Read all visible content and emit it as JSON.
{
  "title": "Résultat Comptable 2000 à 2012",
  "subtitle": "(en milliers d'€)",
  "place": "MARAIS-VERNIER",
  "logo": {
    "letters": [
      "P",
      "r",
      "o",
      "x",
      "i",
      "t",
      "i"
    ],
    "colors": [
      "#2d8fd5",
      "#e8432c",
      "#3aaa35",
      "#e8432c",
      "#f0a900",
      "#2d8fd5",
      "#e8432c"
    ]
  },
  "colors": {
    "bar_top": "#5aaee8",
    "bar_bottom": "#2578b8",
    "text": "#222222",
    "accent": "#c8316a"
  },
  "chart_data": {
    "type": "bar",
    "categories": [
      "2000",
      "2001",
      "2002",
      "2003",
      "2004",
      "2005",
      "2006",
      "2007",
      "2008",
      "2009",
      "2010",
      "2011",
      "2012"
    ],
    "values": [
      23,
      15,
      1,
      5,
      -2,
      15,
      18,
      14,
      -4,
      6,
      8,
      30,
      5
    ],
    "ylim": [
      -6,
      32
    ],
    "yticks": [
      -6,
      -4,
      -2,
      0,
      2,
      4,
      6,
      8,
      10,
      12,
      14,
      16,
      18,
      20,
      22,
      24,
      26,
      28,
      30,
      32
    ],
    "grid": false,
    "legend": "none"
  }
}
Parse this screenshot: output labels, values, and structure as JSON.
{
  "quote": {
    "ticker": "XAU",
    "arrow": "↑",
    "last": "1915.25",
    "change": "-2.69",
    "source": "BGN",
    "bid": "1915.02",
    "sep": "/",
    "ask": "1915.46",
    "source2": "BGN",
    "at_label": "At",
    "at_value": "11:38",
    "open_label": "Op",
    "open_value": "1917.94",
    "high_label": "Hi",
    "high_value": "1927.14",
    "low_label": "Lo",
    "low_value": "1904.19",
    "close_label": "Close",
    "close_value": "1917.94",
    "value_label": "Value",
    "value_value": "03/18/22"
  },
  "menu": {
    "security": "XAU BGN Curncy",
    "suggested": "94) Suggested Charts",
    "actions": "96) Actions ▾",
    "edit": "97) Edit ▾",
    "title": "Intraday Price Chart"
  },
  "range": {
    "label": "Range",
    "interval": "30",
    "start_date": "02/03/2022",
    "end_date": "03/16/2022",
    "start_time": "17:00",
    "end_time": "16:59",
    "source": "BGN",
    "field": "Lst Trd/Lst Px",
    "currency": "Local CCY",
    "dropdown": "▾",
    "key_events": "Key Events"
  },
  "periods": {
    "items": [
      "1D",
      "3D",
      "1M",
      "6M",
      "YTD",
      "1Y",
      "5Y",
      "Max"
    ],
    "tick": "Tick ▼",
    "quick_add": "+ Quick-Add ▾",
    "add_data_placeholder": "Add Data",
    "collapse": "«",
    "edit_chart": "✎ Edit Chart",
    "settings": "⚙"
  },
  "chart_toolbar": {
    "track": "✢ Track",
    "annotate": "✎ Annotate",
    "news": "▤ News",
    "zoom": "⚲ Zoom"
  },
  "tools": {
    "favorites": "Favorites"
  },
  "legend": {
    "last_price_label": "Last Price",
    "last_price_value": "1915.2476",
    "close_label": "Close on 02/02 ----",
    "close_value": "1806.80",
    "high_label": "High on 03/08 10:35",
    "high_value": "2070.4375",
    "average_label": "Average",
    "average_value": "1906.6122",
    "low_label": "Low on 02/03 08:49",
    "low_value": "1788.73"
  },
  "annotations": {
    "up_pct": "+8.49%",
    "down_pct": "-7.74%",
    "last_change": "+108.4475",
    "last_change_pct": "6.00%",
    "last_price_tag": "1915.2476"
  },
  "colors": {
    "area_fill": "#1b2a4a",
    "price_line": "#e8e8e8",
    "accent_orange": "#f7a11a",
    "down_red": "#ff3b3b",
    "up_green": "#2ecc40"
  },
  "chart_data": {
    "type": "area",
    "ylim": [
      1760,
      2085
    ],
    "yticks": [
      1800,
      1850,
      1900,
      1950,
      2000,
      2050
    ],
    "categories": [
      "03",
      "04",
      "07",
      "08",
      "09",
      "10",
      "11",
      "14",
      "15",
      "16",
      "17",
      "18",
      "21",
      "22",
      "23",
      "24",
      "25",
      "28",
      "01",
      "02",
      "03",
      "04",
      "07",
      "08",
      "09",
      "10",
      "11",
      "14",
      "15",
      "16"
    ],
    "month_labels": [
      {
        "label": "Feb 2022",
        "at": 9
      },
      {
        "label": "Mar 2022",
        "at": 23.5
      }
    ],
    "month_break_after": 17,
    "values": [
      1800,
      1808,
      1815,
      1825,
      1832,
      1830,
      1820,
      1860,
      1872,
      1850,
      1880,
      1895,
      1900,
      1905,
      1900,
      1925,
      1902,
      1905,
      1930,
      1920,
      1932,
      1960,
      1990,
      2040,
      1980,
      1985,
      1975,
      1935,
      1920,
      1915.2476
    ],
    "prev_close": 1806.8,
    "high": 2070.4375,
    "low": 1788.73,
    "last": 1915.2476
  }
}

□ □ □ □ □ □ □

Copy all of the data exactly.

- _Solution to the problem_
Read all visible content and emit it as JSON.
{
  "title": "Résultat Comptable 2000 à 2012",
  "subtitle": "(en milliers d'€)",
  "place": "MARAIS-VERNIER",
  "logo": {
    "letters": [
      "P",
      "r",
      "o",
      "x",
      "i",
      "t",
      "i"
    ],
    "colors": [
      "#2d8fd5",
      "#e8432c",
      "#3aaa35",
      "#e8432c",
      "#f0a900",
      "#2d8fd5",
      "#e8432c"
    ]
  },
  "colors": {
    "bar_top": "#5aaee8",
    "bar_bottom": "#2578b8",
    "text": "#222222",
    "accent": "#c8316a"
  },
  "chart_data": {
    "type": "bar",
    "categories": [
      "2000",
      "2001",
      "2002",
      "2003",
      "2004",
      "2005",
      "2006",
      "2007",
      "2008",
      "2009",
      "2010",
      "2011",
      "2012"
    ],
    "values": [
      23,
      15,
      1,
      5,
      -2,
      15,
      18,
      14,
      -4,
      6,
      8,
      30,
      5
    ],
    "ylim": [
      -6,
      32
    ],
    "yticks": [
      -6,
      -4,
      -2,
      0,
      2,
      4,
      6,
      8,
      10,
      12,
      14,
      16,
      18,
      20,
      22,
      24,
      26,
      28,
      30,
      32
    ],
    "grid": false,
    "legend": "none"
  }
}
Parse this screenshot: output labels, values, and structure as JSON.
{
  "quote": {
    "ticker": "XAU",
    "arrow": "↑",
    "last": "1915.25",
    "change": "-2.69",
    "source": "BGN",
    "bid": "1915.02",
    "sep": "/",
    "ask": "1915.46",
    "source2": "BGN",
    "at_label": "At",
    "at_value": "11:38",
    "open_label": "Op",
    "open_value": "1917.94",
    "high_label": "Hi",
    "high_value": "1927.14",
    "low_label": "Lo",
    "low_value": "1904.19",
    "close_label": "Close",
    "close_value": "1917.94",
    "value_label": "Value",
    "value_value": "03/18/22"
  },
  "menu": {
    "security": "XAU BGN Curncy",
    "suggested": "94) Suggested Charts",
    "actions": "96) Actions ▾",
    "edit": "97) Edit ▾",
    "title": "Intraday Price Chart"
  },
  "range": {
    "label": "Range",
    "interval": "30",
    "start_date": "02/03/2022",
    "end_date": "03/16/2022",
    "start_time": "17:00",
    "end_time": "16:59",
    "source": "BGN",
    "field": "Lst Trd/Lst Px",
    "currency": "Local CCY",
    "dropdown": "▾",
    "key_events": "Key Events"
  },
  "periods": {
    "items": [
      "1D",
      "3D",
      "1M",
      "6M",
      "YTD",
      "1Y",
      "5Y",
      "Max"
    ],
    "tick": "Tick ▼",
    "quick_add": "+ Quick-Add ▾",
    "add_data_placeholder": "Add Data",
    "collapse": "«",
    "edit_chart": "✎ Edit Chart",
    "settings": "⚙"
  },
  "chart_toolbar": {
    "track": "✢ Track",
    "annotate": "✎ Annotate",
    "news": "▤ News",
    "zoom": "⚲ Zoom"
  },
  "tools": {
    "favorites": "Favorites"
  },
  "legend": {
    "last_price_label": "Last Price",
    "last_price_value": "1915.2476",
    "close_label": "Close on 02/02 ----",
    "close_value": "1806.80",
    "high_label": "High on 03/08 10:35",
    "high_value": "2070.4375",
    "average_label": "Average",
    "average_value": "1906.6122",
    "low_label": "Low on 02/03 08:49",
    "low_value": "1788.73"
  },
  "annotations": {
    "up_pct": "+8.49%",
    "down_pct": "-7.74%",
    "last_change": "+108.4475",
    "last_change_pct": "6.00%",
    "last_price_tag": "1915.2476"
  },
  "colors": {
    "area_fill": "#1b2a4a",
    "price_line": "#e8e8e8",
    "accent_orange": "#f7a11a",
    "down_red": "#ff3b3b",
    "up_green": "#2ecc40"
  },
  "chart_data": {
    "type": "area",
    "ylim": [
      1760,
      2085
    ],
    "yticks": [
      1800,
      1850,
      1900,
      1950,
      2000,
      2050
    ],
    "categories": [
      "03",
      "04",
      "07",
      "08",
      "09",
      "10",
      "11",
      "14",
      "15",
      "16",
      "17",
      "18",
      "21",
      "22",
      "23",
      "24",
      "25",
      "28",
      "01",
      "02",
      "03",
      "04",
      "07",
      "08",
      "09",
      "10",
      "11",
      "14",
      "15",
      "16"
    ],
    "month_labels": [
      {
        "label": "Feb 2022",
        "at": 9
      },
      {
        "label": "Mar 2022",
        "at": 23.5
      }
    ],
    "month_break_after": 17,
    "values": [
      1800,
      1808,
      1815,
      1825,
      1832,
      1830,
      1820,
      1860,
      1872,
      1850,
      1880,
      1895,
      1900,
      1905,
      1900,
      1925,
      1902,
      1905,
      1930,
      1920,
      1932,
      1960,
      1990,
      2040,
      1980,
      1985,
      1975,
      1935,
      1920,
      1915.2476
    ],
    "prev_close": 1806.8,
    "high": 2070.4375,
    "low": 1788.73,
    "last": 1915.2476
  }
}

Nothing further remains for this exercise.